▶ **Aim of the exercise**
Count each line below that has "consulting" anywhere in it. Answer with the total alone.

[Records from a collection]

• • • • • • •

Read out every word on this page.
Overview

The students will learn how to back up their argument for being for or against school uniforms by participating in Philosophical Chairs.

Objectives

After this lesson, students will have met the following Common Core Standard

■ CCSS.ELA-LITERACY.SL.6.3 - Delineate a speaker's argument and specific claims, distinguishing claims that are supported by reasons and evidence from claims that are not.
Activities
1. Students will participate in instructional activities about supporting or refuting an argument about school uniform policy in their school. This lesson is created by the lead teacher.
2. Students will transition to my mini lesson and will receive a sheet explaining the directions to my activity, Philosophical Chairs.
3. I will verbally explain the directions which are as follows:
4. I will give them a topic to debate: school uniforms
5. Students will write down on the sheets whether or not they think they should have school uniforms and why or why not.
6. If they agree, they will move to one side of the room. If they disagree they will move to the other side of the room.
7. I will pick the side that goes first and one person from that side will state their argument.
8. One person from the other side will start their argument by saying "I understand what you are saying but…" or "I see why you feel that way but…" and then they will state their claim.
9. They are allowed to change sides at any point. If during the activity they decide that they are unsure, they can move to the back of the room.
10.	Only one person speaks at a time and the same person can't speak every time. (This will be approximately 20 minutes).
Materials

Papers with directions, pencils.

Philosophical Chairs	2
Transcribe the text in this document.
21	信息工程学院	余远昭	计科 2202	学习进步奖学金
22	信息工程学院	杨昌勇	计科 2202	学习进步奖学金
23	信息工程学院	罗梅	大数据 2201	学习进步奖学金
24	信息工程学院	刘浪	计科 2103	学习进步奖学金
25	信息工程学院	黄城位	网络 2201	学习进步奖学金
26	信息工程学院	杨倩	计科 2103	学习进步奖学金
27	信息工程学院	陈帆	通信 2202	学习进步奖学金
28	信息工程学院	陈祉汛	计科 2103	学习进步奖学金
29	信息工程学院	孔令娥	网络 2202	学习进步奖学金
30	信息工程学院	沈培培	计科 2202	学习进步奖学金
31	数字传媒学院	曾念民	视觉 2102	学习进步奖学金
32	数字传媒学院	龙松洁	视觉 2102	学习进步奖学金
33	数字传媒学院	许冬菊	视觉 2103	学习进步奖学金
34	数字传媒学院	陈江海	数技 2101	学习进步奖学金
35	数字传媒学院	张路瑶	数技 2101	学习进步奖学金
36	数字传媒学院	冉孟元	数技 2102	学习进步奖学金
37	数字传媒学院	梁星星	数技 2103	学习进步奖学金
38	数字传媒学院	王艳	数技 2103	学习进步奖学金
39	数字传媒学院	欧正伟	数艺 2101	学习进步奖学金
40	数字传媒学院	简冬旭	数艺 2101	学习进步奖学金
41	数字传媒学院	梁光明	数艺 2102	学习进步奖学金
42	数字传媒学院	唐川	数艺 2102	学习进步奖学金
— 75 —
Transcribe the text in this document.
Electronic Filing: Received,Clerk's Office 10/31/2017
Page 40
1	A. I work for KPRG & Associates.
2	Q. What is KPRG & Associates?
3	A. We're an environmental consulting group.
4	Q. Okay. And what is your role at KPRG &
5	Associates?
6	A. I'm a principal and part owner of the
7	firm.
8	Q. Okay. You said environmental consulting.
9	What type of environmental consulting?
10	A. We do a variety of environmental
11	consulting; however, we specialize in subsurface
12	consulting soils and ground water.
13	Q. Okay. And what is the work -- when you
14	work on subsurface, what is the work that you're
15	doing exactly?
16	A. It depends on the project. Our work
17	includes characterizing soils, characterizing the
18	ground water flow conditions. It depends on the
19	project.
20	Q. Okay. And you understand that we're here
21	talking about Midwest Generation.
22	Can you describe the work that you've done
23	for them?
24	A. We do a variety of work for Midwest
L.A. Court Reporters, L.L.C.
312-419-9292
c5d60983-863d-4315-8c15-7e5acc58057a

• • • • • • •

▶ **Answer in full**
5